● **Requirement**
Render all the rows below as a Markdown table with the columns No. and Text, giving each line its own number and leaving out blank lines.
Start of Available data
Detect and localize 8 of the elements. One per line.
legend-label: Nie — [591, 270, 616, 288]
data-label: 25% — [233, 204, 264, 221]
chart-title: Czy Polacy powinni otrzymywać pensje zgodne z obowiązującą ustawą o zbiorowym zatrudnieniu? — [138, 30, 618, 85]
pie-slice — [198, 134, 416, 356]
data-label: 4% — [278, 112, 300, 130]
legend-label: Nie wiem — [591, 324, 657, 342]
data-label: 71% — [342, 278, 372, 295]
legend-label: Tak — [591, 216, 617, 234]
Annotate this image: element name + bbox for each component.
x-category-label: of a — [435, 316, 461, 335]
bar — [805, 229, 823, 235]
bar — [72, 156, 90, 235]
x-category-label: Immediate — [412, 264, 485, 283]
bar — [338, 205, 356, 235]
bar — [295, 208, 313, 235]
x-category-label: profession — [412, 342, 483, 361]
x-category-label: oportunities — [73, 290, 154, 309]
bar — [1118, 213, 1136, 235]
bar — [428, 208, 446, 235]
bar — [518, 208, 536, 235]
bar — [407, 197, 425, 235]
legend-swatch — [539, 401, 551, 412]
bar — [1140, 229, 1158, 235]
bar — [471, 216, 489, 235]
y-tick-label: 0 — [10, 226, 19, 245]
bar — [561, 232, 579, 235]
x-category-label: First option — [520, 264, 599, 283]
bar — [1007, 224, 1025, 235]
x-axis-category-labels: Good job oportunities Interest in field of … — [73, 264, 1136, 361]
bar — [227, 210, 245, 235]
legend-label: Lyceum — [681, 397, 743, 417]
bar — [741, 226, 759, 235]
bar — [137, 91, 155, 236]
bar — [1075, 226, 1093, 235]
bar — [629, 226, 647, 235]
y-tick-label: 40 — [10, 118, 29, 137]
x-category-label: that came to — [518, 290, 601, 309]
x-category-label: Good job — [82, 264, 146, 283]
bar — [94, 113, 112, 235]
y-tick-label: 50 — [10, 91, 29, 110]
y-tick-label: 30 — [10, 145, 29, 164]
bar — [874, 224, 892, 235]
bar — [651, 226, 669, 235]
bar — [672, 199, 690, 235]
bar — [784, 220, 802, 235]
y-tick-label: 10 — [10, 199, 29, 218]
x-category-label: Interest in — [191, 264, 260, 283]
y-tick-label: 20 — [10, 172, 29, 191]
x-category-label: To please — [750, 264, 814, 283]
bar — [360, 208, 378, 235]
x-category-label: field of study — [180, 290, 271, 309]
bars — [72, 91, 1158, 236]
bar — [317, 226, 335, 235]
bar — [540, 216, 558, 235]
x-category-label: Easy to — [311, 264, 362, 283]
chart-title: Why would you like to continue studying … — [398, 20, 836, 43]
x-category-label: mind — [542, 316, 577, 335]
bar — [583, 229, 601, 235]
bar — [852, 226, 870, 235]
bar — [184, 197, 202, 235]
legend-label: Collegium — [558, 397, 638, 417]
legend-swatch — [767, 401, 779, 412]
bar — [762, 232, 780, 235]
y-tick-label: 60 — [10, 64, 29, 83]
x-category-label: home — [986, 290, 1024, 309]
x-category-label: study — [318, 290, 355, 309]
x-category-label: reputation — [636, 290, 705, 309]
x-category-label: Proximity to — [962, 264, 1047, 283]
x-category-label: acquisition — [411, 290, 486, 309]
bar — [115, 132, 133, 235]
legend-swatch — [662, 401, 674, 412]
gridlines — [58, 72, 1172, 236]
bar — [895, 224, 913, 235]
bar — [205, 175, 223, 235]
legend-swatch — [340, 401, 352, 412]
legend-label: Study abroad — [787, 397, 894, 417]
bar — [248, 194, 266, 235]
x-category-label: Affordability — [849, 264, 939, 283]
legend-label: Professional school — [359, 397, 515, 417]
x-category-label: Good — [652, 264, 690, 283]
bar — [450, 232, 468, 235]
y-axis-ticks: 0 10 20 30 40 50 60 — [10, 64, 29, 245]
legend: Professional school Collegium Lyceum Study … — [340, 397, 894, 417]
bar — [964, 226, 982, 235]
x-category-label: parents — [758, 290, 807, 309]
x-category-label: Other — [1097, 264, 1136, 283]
End of Available data
● **Result of the task**
| No. | Text |
|---|---|
| 1 | Detect and localize 8 of the elements. One per line. |
| 2 | legend-label: Nie — [591, 270, 616, 288] |
| 3 | data-label: 25% — [233, 204, 264, 221] |
| 4 | chart-title: Czy Polacy powinni otrzymywać pensje zgodne z obowiązującą ustawą o zbiorowym zatrudnieniu? — [138, 30, 618, 85] |
| 5 | pie-slice — [198, 134, 416, 356] |
| 6 | data-label: 4% — [278, 112, 300, 130] |
| 7 | legend-label: Nie wiem — [591, 324, 657, 342] |
| 8 | data-label: 71% — [342, 278, 372, 295] |
| 9 | legend-label: Tak — [591, 216, 617, 234] |
| 10 | Annotate this image: element name + bbox for each component. |
| 11 | x-category-label: of a — [435, 316, 461, 335] |
| 12 | bar — [805, 229, 823, 235] |
| 13 | bar — [72, 156, 90, 235] |
| 14 | x-category-label: Immediate — [412, 264, 485, 283] |
| 15 | bar — [338, 205, 356, 235] |
| 16 | bar — [295, 208, 313, 235] |
| 17 | x-category-label: profession — [412, 342, 483, 361] |
| 18 | x-category-label: oportunities — [73, 290, 154, 309] |
| 19 | bar — [1118, 213, 1136, 235] |
| 20 | bar — [428, 208, 446, 235] |
| 21 | bar — [518, 208, 536, 235] |
| 22 | bar — [407, 197, 425, 235] |
| 23 | legend-swatch — [539, 401, 551, 412] |
| 24 | bar — [1140, 229, 1158, 235] |
| 25 | bar — [471, 216, 489, 235] |
| 26 | y-tick-label: 0 — [10, 226, 19, 245] |
| 27 | bar — [561, 232, 579, 235] |
| 28 | x-category-label: First option — [520, 264, 599, 283] |
| 29 | bar — [1007, 224, 1025, 235] |
| 30 | x-axis-category-labels: Good job oportunities Interest in field of … — [73, 264, 1136, 361] |
| 31 | bar — [227, 210, 245, 235] |
| 32 | legend-label: Lyceum — [681, 397, 743, 417] |
| 33 | bar — [741, 226, 759, 235] |
| 34 | bar — [137, 91, 155, 236] |
| 35 | bar — [1075, 226, 1093, 235] |
| 36 | bar — [629, 226, 647, 235] |
| 37 | y-tick-label: 40 — [10, 118, 29, 137] |
| 38 | x-category-label: that came to — [518, 290, 601, 309] |
| 39 | x-category-label: Good job — [82, 264, 146, 283] |
| 40 | bar — [94, 113, 112, 235] |
| 41 | y-tick-label: 50 — [10, 91, 29, 110] |
| 42 | y-tick-label: 30 — [10, 145, 29, 164] |
| 43 | bar — [874, 224, 892, 235] |
| 44 | bar — [651, 226, 669, 235] |
| 45 | bar — [672, 199, 690, 235] |
| 46 | bar — [784, 220, 802, 235] |
| 47 | y-tick-label: 10 — [10, 199, 29, 218] |
| 48 | x-category-label: Interest in — [191, 264, 260, 283] |
| 49 | y-tick-label: 20 — [10, 172, 29, 191] |
| 50 | x-category-label: To please — [750, 264, 814, 283] |
| 51 | bar — [360, 208, 378, 235] |
| 52 | x-category-label: field of study — [180, 290, 271, 309] |
| 53 | bars — [72, 91, 1158, 236] |
| 54 | bar — [317, 226, 335, 235] |
| 55 | bar — [540, 216, 558, 235] |
| 56 | x-category-label: Easy to — [311, 264, 362, 283] |
| 57 | chart-title: Why would you like to continue studying … — [398, 20, 836, 43] |
| 58 | x-category-label: mind — [542, 316, 577, 335] |
| 59 | bar — [583, 229, 601, 235] |
| 60 | bar — [852, 226, 870, 235] |
| 61 | bar — [184, 197, 202, 235] |
| 62 | legend-label: Collegium — [558, 397, 638, 417] |
| 63 | legend-swatch — [767, 401, 779, 412] |
| 64 | bar — [762, 232, 780, 235] |
| 65 | y-tick-label: 60 — [10, 64, 29, 83] |
| 66 | x-category-label: home — [986, 290, 1024, 309] |
| 67 | x-category-label: study — [318, 290, 355, 309] |
| 68 | x-category-label: reputation — [636, 290, 705, 309] |
| 69 | x-category-label: Proximity to — [962, 264, 1047, 283] |
| 70 | x-category-label: acquisition — [411, 290, 486, 309] |
| 71 | bar — [115, 132, 133, 235] |
| 72 | legend-swatch — [662, 401, 674, 412] |
| 73 | gridlines — [58, 72, 1172, 236] |
| 74 | bar — [895, 224, 913, 235] |
| 75 | bar — [205, 175, 223, 235] |
| 76 | legend-swatch — [340, 401, 352, 412] |
| 77 | legend-label: Study abroad — [787, 397, 894, 417] |
| 78 | bar — [248, 194, 266, 235] |
| 79 | x-category-label: Affordability — [849, 264, 939, 283] |
| 80 | legend-label: Professional school — [359, 397, 515, 417] |
| 81 | x-category-label: Good — [652, 264, 690, 283] |
| 82 | bar — [450, 232, 468, 235] |
| 83 | y-axis-ticks: 0 10 20 30 40 50 60 — [10, 64, 29, 245] |
| 84 | legend: Professional school Collegium Lyceum Study … — [340, 397, 894, 417] |
| 85 | bar — [964, 226, 982, 235] |
| 86 | x-category-label: parents — [758, 290, 807, 309] |
| 87 | x-category-label: Other — [1097, 264, 1136, 283] |